■ Given exercise
Reproduce all the entries exactly.

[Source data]
- - - -
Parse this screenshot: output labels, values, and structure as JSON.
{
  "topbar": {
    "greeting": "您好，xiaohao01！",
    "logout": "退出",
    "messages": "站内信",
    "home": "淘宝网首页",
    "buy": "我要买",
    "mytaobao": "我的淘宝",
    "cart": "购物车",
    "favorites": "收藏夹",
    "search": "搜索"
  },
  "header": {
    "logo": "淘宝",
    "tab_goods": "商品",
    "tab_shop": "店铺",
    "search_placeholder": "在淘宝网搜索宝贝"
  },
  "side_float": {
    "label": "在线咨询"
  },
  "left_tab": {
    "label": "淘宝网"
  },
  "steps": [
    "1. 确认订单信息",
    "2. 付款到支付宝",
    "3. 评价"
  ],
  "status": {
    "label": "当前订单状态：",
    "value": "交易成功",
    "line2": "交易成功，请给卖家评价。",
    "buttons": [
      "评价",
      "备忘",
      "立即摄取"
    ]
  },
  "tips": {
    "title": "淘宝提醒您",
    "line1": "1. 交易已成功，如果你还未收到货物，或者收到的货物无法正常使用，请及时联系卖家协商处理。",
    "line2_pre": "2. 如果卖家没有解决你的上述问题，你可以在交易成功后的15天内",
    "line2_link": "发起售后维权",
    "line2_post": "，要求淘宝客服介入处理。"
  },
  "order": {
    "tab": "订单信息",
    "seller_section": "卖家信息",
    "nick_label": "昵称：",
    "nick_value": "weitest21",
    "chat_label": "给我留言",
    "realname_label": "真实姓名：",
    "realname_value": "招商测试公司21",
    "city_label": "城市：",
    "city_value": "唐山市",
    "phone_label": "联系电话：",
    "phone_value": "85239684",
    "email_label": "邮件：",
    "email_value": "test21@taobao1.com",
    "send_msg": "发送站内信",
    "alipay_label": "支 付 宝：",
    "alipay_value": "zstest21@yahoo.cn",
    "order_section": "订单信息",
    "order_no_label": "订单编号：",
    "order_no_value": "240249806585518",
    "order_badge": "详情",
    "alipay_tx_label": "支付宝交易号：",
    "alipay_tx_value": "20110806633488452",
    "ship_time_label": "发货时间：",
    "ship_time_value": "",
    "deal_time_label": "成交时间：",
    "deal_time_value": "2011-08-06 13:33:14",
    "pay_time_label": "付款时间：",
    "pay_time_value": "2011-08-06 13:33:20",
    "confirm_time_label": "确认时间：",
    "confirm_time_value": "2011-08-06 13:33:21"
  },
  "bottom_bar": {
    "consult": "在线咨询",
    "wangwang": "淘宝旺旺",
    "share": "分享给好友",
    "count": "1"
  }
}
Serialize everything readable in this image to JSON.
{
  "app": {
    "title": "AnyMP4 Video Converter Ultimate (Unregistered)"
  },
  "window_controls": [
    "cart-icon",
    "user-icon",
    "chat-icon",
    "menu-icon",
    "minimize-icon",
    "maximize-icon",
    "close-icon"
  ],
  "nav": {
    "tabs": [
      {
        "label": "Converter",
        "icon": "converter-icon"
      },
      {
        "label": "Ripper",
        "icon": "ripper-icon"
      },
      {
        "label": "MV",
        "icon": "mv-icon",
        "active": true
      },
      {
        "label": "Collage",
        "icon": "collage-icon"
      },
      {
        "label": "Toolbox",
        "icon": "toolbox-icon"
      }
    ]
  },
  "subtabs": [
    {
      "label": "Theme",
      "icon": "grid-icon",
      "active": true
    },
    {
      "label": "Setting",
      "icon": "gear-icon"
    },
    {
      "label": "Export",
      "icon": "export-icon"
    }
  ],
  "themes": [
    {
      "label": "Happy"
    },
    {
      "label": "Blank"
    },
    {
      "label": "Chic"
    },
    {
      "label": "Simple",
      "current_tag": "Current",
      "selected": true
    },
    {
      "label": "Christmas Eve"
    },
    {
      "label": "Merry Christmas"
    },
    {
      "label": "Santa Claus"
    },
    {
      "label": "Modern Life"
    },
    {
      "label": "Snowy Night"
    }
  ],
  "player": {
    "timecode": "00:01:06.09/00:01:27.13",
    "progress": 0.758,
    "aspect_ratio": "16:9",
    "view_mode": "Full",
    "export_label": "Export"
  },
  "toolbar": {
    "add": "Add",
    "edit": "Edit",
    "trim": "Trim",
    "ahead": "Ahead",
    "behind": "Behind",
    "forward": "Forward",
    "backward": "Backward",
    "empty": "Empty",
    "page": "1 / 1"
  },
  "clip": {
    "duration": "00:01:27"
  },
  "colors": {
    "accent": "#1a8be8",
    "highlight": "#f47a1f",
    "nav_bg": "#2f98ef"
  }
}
- - - -
■ Result of the task
Parse this screenshot: output labels, values, and structure as JSON.
{
  "topbar": {
    "greeting": "您好，xiaohao01！",
    "logout": "退出",
    "messages": "站内信",
    "home": "淘宝网首页",
    "buy": "我要买",
    "mytaobao": "我的淘宝",
    "cart": "购物车",
    "favorites": "收藏夹",
    "search": "搜索"
  },
  "header": {
    "logo": "淘宝",
    "tab_goods": "商品",
    "tab_shop": "店铺",
    "search_placeholder": "在淘宝网搜索宝贝"
  },
  "side_float": {
    "label": "在线咨询"
  },
  "left_tab": {
    "label": "淘宝网"
  },
  "steps": [
    "1. 确认订单信息",
    "2. 付款到支付宝",
    "3. 评价"
  ],
  "status": {
    "label": "当前订单状态：",
    "value": "交易成功",
    "line2": "交易成功，请给卖家评价。",
    "buttons": [
      "评价",
      "备忘",
      "立即摄取"
    ]
  },
  "tips": {
    "title": "淘宝提醒您",
    "line1": "1. 交易已成功，如果你还未收到货物，或者收到的货物无法正常使用，请及时联系卖家协商处理。",
    "line2_pre": "2. 如果卖家没有解决你的上述问题，你可以在交易成功后的15天内",
    "line2_link": "发起售后维权",
    "line2_post": "，要求淘宝客服介入处理。"
  },
  "order": {
    "tab": "订单信息",
    "seller_section": "卖家信息",
    "nick_label": "昵称：",
    "nick_value": "weitest21",
    "chat_label": "给我留言",
    "realname_label": "真实姓名：",
    "realname_value": "招商测试公司21",
    "city_label": "城市：",
    "city_value": "唐山市",
    "phone_label": "联系电话：",
    "phone_value": "85239684",
    "email_label": "邮件：",
    "email_value": "test21@taobao1.com",
    "send_msg": "发送站内信",
    "alipay_label": "支 付 宝：",
    "alipay_value": "zstest21@yahoo.cn",
    "order_section": "订单信息",
    "order_no_label": "订单编号：",
    "order_no_value": "240249806585518",
    "order_badge": "详情",
    "alipay_tx_label": "支付宝交易号：",
    "alipay_tx_value": "20110806633488452",
    "ship_time_label": "发货时间：",
    "ship_time_value": "",
    "deal_time_label": "成交时间：",
    "deal_time_value": "2011-08-06 13:33:14",
    "pay_time_label": "付款时间：",
    "pay_time_value": "2011-08-06 13:33:20",
    "confirm_time_label": "确认时间：",
    "confirm_time_value": "2011-08-06 13:33:21"
  },
  "bottom_bar": {
    "consult": "在线咨询",
    "wangwang": "淘宝旺旺",
    "share": "分享给好友",
    "count": "1"
  }
}
Serialize everything readable in this image to JSON.
{
  "app": {
    "title": "AnyMP4 Video Converter Ultimate (Unregistered)"
  },
  "window_controls": [
    "cart-icon",
    "user-icon",
    "chat-icon",
    "menu-icon",
    "minimize-icon",
    "maximize-icon",
    "close-icon"
  ],
  "nav": {
    "tabs": [
      {
        "label": "Converter",
        "icon": "converter-icon"
      },
      {
        "label": "Ripper",
        "icon": "ripper-icon"
      },
      {
        "label": "MV",
        "icon": "mv-icon",
        "active": true
      },
      {
        "label": "Collage",
        "icon": "collage-icon"
      },
      {
        "label": "Toolbox",
        "icon": "toolbox-icon"
      }
    ]
  },
  "subtabs": [
    {
      "label": "Theme",
      "icon": "grid-icon",
      "active": true
    },
    {
      "label": "Setting",
      "icon": "gear-icon"
    },
    {
      "label": "Export",
      "icon": "export-icon"
    }
  ],
  "themes": [
    {
      "label": "Happy"
    },
    {
      "label": "Blank"
    },
    {
      "label": "Chic"
    },
    {
      "label": "Simple",
      "current_tag": "Current",
      "selected": true
    },
    {
      "label": "Christmas Eve"
    },
    {
      "label": "Merry Christmas"
    },
    {
      "label": "Santa Claus"
    },
    {
      "label": "Modern Life"
    },
    {
      "label": "Snowy Night"
    }
  ],
  "player": {
    "timecode": "00:01:06.09/00:01:27.13",
    "progress": 0.758,
    "aspect_ratio": "16:9",
    "view_mode": "Full",
    "export_label": "Export"
  },
  "toolbar": {
    "add": "Add",
    "edit": "Edit",
    "trim": "Trim",
    "ahead": "Ahead",
    "behind": "Behind",
    "forward": "Forward",
    "backward": "Backward",
    "empty": "Empty",
    "page": "1 / 1"
  },
  "clip": {
    "duration": "00:01:27"
  },
  "colors": {
    "accent": "#1a8be8",
    "highlight": "#f47a1f",
    "nav_bg": "#2f98ef"
  }
}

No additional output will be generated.